→ **Do this**
Which lines of the records contain the string "interactable"? Collect each such line and copy it in full.
— start of Data lines —
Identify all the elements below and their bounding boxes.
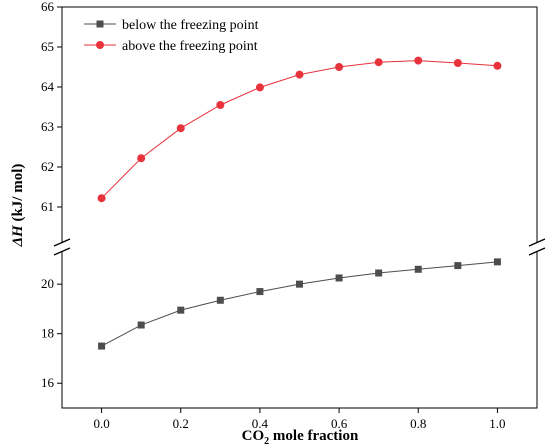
— end of Data lines —
— start of Data lines —
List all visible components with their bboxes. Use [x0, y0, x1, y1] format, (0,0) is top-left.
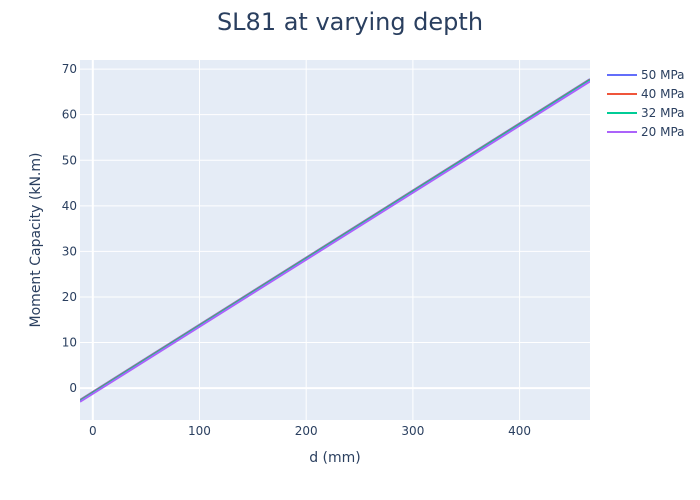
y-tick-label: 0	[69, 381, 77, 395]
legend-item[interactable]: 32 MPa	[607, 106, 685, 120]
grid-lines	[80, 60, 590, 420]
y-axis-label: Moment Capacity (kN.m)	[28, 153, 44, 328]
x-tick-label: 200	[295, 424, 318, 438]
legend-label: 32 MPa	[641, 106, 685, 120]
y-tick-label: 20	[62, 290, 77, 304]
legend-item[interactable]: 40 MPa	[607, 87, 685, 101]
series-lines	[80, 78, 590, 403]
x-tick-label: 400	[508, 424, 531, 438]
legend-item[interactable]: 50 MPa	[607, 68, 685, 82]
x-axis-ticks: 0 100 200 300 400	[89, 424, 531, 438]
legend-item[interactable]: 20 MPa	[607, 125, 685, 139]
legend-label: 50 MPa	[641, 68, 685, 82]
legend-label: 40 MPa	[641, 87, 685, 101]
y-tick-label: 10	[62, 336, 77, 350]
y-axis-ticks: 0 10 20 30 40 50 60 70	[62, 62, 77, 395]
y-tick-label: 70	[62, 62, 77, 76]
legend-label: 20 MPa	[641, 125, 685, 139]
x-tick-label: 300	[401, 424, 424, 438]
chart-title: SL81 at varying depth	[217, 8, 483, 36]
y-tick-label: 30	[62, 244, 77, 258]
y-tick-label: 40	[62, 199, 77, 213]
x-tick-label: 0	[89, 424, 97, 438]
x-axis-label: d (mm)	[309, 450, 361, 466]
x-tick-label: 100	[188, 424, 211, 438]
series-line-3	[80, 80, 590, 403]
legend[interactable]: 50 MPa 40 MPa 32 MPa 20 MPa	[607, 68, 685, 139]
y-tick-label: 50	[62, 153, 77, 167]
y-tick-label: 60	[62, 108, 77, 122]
— end of Data lines —
→ **Final result**
legend-item[interactable]: 32 MPa	[607, 106, 685, 120]
legend-item[interactable]: 40 MPa	[607, 87, 685, 101]
legend-item[interactable]: 50 MPa	[607, 68, 685, 82]
legend-item[interactable]: 20 MPa	[607, 125, 685, 139]
legend[interactable]: 50 MPa 40 MPa 32 MPa 20 MPa	[607, 68, 685, 139]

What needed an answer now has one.